(Dataset items)
:::::
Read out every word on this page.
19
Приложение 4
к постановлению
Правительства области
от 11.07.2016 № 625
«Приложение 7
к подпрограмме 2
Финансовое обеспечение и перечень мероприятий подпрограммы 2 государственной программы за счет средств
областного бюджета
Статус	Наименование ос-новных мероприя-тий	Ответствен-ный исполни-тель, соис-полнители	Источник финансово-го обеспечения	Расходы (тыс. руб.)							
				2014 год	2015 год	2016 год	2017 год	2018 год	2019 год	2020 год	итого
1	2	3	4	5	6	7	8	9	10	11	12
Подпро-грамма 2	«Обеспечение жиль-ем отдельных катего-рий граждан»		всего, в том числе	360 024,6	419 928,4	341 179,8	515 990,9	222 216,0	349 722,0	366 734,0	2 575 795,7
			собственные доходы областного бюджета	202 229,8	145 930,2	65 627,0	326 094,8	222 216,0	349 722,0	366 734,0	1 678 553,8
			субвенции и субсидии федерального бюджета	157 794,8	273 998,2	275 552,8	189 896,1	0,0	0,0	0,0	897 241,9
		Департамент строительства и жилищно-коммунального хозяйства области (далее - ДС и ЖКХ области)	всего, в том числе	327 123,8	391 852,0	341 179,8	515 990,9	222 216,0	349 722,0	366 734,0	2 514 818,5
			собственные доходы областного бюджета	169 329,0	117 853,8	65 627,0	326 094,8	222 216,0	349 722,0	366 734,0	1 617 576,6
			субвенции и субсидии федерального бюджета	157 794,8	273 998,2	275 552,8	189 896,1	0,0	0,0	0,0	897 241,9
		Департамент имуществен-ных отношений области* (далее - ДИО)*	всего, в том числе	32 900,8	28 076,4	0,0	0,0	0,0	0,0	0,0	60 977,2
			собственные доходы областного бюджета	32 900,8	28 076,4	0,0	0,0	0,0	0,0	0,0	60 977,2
:::::
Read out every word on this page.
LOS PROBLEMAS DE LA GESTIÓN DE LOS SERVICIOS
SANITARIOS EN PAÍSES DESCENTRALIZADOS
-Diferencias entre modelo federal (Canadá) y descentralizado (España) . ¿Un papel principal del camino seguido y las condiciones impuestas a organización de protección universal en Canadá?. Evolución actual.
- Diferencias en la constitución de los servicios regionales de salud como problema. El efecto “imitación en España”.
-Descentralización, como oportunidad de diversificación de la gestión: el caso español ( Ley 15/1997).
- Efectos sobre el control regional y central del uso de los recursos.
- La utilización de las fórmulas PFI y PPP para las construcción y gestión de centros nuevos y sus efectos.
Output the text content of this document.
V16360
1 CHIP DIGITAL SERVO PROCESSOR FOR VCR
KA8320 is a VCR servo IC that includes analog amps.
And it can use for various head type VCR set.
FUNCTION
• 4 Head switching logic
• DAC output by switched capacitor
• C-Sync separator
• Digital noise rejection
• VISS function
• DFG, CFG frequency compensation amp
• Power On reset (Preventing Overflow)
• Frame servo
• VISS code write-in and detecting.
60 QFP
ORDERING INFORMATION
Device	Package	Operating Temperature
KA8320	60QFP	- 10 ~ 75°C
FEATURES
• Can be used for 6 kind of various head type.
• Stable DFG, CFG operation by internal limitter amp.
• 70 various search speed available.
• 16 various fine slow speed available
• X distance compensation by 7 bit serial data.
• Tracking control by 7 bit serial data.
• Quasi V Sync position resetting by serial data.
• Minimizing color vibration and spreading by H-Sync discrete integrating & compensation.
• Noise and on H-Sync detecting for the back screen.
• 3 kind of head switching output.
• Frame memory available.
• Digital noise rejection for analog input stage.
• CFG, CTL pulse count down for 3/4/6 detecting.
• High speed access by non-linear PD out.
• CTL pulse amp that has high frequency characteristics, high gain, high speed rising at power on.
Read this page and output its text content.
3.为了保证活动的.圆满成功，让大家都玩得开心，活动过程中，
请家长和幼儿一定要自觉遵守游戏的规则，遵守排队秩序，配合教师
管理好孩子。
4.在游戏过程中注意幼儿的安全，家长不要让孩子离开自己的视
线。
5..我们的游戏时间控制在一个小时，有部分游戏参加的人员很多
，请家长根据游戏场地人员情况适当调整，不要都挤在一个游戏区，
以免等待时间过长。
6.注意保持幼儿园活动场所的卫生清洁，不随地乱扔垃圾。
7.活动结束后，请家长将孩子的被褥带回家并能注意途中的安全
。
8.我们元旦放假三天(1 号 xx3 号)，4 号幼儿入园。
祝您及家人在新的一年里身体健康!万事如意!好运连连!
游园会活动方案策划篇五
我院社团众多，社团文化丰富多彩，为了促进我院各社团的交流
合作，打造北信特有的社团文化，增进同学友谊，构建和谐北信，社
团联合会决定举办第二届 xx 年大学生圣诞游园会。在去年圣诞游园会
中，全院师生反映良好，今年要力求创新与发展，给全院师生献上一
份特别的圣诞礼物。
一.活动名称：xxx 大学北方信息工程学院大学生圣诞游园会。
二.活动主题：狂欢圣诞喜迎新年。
:::::
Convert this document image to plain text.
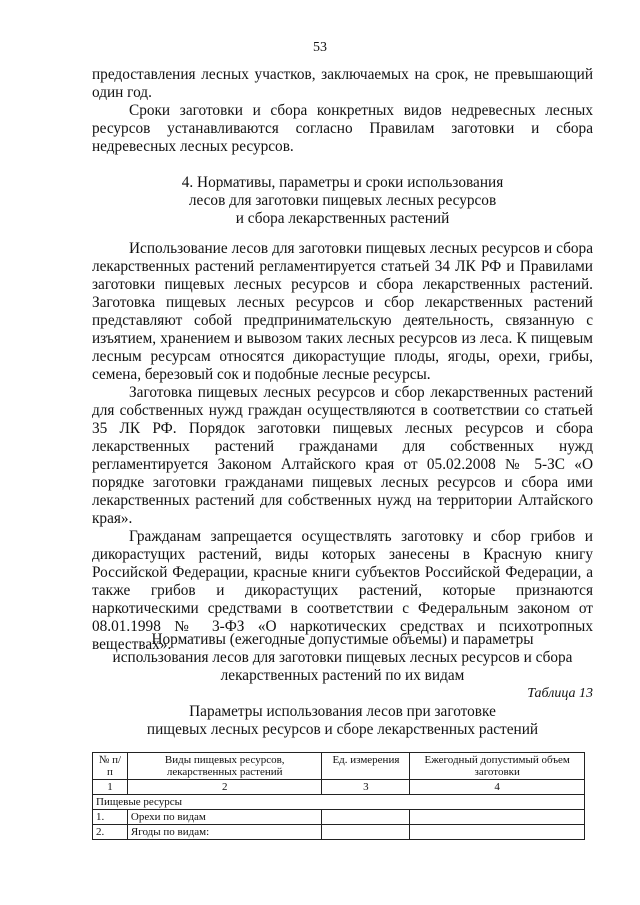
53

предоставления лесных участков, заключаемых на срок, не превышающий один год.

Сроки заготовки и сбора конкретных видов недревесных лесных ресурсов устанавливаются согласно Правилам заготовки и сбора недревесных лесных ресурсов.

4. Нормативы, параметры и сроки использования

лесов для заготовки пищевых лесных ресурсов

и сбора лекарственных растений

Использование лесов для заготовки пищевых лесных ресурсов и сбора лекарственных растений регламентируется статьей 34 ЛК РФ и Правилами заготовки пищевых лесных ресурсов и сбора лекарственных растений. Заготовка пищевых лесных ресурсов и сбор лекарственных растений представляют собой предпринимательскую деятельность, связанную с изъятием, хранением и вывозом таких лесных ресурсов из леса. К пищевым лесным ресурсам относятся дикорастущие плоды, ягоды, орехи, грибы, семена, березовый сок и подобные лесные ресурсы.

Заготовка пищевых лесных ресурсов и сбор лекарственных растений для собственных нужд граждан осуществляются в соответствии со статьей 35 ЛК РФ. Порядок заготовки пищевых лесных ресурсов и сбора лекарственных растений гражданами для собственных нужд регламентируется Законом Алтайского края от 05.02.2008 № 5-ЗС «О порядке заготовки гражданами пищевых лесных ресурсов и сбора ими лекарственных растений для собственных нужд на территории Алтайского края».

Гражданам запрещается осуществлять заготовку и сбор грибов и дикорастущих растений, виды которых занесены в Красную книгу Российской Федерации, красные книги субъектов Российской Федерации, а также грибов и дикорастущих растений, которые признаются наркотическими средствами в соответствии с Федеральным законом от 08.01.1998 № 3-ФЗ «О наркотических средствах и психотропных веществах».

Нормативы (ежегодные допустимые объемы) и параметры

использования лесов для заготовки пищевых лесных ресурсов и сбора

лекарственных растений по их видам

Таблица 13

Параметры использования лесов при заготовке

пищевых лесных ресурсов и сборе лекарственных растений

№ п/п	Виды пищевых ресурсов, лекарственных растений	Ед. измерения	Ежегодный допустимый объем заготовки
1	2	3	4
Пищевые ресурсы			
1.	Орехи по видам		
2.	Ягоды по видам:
:::::
Using the listing, copy every line where the word "speed" shows up.

Correct answer:
• 70 various search speed available.
• 16 various fine slow speed available
• High speed access by non-linear PD out.
• CTL pulse amp that has high frequency characteristics, high gain, high speed rising at power on.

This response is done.